---------- DATA SUPPLIED

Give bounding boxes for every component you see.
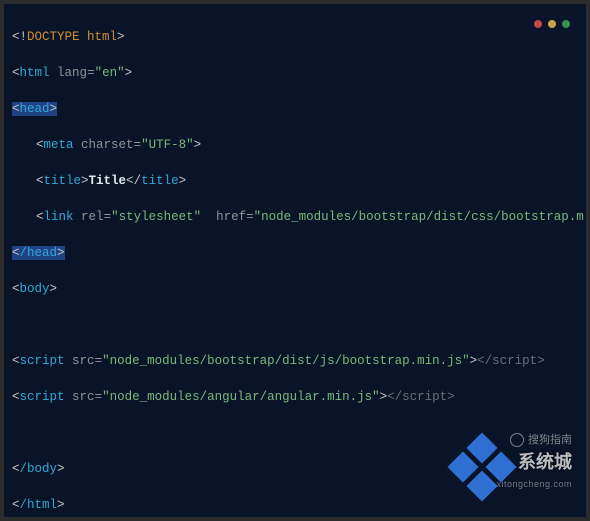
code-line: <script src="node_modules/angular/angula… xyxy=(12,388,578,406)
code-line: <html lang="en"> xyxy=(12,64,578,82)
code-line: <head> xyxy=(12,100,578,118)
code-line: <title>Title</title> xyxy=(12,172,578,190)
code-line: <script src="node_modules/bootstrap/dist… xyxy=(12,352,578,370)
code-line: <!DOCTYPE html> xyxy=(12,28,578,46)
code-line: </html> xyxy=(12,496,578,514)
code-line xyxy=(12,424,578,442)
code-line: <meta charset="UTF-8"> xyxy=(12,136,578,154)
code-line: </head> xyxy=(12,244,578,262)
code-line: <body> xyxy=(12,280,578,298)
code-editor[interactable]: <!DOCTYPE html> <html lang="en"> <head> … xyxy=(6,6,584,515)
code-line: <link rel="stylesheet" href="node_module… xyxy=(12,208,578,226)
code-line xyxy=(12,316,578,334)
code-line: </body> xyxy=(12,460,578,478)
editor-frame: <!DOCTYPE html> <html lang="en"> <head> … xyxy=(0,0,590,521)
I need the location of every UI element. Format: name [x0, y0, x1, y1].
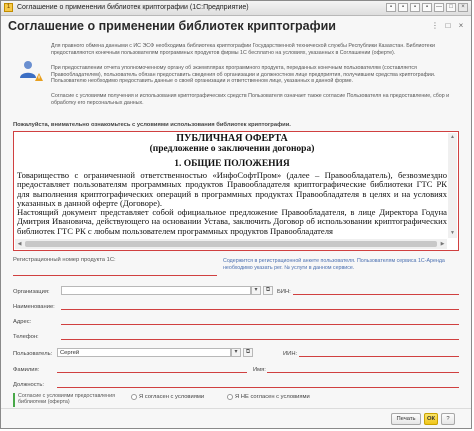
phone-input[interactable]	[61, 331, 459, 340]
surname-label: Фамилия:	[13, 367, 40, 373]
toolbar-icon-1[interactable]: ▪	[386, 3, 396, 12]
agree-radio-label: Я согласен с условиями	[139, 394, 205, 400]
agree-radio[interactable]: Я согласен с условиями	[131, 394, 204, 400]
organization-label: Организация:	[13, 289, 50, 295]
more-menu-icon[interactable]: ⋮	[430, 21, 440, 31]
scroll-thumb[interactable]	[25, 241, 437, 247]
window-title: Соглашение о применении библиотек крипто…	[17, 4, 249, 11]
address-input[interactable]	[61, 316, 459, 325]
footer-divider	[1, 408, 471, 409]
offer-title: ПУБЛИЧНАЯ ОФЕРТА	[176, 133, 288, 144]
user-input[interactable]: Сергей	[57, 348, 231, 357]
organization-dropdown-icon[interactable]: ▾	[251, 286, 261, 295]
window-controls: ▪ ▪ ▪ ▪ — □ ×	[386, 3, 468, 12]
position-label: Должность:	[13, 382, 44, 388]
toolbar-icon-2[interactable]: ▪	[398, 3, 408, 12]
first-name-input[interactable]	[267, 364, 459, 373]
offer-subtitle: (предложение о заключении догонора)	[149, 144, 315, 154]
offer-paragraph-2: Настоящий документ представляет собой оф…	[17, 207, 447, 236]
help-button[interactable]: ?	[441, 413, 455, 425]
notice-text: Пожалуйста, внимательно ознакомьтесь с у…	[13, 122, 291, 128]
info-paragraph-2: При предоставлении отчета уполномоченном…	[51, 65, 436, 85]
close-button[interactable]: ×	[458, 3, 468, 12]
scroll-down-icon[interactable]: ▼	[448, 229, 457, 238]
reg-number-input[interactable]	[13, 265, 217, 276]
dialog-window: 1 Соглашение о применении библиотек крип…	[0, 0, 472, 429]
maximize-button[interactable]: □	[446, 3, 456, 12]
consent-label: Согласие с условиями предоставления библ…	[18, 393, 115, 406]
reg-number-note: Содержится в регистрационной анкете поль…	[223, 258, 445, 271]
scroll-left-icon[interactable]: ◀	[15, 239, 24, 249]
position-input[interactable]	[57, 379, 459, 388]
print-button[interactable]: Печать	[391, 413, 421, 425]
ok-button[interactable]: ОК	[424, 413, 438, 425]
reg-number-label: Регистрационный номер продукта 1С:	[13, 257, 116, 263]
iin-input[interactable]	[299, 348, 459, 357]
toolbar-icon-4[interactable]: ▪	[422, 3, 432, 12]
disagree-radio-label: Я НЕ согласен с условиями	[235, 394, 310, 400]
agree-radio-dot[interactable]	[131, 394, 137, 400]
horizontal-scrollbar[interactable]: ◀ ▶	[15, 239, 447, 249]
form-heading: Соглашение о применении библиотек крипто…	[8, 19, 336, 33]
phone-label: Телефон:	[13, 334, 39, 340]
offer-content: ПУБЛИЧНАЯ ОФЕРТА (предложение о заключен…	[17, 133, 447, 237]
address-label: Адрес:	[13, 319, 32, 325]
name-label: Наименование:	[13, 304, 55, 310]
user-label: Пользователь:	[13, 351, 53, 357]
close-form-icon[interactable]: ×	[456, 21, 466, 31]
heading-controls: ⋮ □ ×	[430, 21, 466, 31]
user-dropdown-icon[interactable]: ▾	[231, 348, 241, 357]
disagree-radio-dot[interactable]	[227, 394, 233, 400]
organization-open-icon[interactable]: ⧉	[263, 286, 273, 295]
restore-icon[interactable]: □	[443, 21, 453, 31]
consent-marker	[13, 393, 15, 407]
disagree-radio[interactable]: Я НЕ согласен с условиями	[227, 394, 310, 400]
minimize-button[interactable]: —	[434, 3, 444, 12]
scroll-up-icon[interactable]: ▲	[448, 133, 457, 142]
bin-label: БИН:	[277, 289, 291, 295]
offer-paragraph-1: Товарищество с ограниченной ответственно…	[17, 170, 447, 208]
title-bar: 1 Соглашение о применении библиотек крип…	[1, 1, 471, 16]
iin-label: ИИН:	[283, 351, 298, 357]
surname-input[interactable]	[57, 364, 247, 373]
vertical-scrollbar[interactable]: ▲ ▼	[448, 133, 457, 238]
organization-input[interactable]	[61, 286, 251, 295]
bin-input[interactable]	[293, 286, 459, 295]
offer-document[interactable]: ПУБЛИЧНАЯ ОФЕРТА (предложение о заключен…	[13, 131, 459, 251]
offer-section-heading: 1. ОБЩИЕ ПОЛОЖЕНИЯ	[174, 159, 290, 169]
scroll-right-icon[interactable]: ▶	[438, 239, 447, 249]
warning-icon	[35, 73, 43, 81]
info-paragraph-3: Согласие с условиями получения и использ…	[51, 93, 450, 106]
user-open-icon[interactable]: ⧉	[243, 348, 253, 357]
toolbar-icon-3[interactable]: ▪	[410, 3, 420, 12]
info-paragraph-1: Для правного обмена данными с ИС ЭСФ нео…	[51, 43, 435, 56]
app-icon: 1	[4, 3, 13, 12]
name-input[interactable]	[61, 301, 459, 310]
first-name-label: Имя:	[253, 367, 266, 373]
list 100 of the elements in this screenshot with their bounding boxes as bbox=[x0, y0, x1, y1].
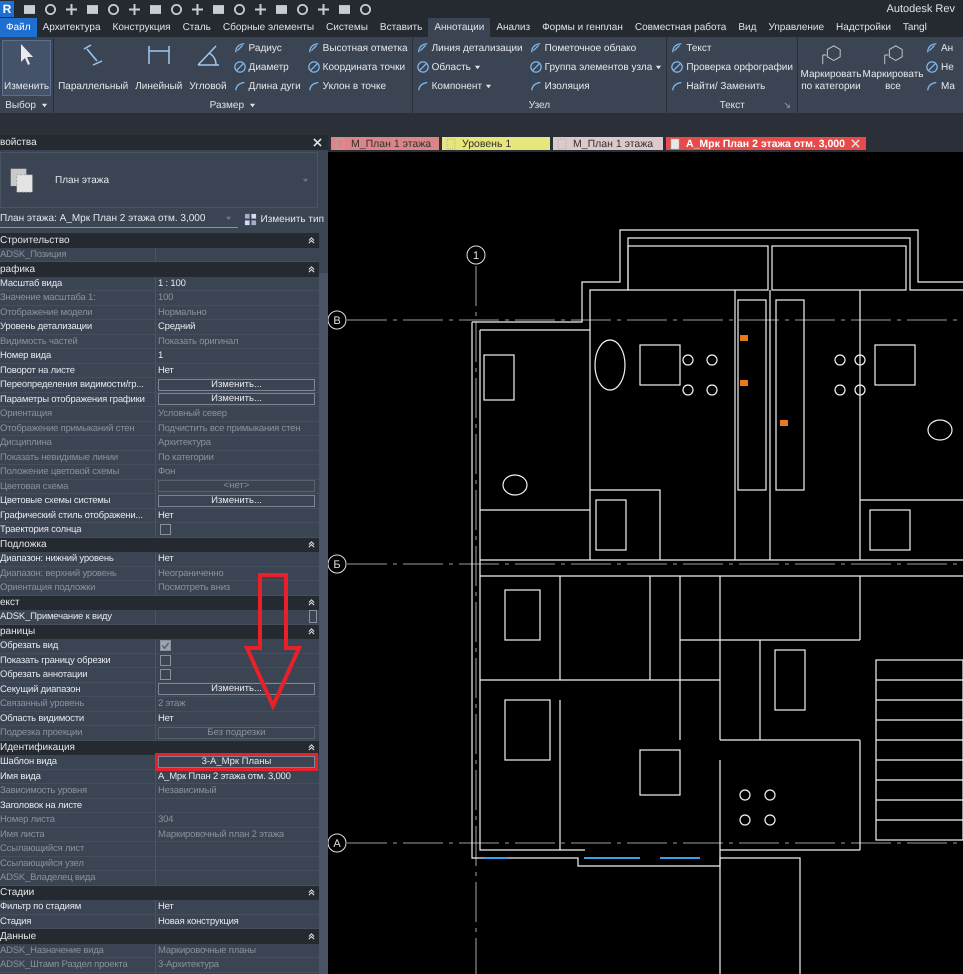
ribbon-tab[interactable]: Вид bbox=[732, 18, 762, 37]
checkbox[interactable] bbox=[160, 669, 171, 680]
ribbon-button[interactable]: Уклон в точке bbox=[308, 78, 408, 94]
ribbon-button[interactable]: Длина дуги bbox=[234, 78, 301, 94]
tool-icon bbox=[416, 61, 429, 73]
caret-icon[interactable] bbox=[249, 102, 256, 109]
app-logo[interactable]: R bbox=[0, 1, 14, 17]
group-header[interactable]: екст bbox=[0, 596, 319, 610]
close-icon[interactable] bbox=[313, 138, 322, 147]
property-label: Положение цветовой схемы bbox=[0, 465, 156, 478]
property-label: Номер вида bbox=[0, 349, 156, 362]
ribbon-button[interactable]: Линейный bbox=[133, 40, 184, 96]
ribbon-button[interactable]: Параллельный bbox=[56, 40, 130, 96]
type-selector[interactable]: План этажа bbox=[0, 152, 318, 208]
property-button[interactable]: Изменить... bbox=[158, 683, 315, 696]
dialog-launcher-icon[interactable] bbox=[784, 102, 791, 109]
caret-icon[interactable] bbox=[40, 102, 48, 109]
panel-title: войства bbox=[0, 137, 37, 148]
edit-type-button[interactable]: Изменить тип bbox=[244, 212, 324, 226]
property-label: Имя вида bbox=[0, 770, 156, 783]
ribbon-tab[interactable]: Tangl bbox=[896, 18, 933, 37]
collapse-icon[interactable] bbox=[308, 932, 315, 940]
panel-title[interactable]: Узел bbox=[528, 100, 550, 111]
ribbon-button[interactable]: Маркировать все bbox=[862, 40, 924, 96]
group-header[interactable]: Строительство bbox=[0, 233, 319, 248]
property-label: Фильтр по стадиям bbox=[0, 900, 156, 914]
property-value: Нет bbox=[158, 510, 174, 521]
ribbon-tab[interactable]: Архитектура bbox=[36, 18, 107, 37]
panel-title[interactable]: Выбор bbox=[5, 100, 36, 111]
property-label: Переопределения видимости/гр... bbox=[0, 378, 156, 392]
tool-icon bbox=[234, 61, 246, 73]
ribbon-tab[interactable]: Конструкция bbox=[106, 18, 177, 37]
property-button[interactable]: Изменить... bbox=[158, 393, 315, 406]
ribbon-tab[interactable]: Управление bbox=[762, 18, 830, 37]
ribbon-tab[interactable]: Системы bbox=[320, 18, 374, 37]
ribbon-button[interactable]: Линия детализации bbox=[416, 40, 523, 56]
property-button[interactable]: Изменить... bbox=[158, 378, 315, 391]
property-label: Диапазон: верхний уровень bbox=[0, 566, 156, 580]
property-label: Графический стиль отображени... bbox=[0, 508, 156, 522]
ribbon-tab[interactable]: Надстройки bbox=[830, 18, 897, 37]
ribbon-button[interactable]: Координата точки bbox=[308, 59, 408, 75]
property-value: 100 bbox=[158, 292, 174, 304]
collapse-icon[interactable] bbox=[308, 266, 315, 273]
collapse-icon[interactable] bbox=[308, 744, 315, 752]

--------------------

Convert the records into a Markdown table with the columns Row and Line, starting with the line containing "ribbon-tab[interactable]: Вид bbox=[732, 18, 762, 37]" and continuing through the line containing "property-label: Номер вида". Omit blank lines and include no other lines.

EXERCISE SOLUTION =
| Row | Line |
|---|---|
| 1 | ribbon-tab[interactable]: Вид bbox=[732, 18, 762, 37] |
| 2 | checkbox[interactable] bbox=[160, 669, 171, 680] |
| 3 | ribbon-button[interactable]: Уклон в точке bbox=[308, 78, 408, 94] |
| 4 | ribbon-button[interactable]: Длина дуги bbox=[234, 78, 301, 94] |
| 5 | tool-icon bbox=[416, 61, 429, 73] |
| 6 | caret-icon[interactable] bbox=[249, 102, 256, 109] |
| 7 | app-logo[interactable]: R bbox=[0, 1, 14, 17] |
| 8 | group-header[interactable]: екст bbox=[0, 596, 319, 610] |
| 9 | close-icon[interactable] bbox=[313, 138, 322, 147] |
| 10 | property-label: Положение цветовой схемы bbox=[0, 465, 156, 478] |
| 11 | property-label: Номер вида bbox=[0, 349, 156, 362] |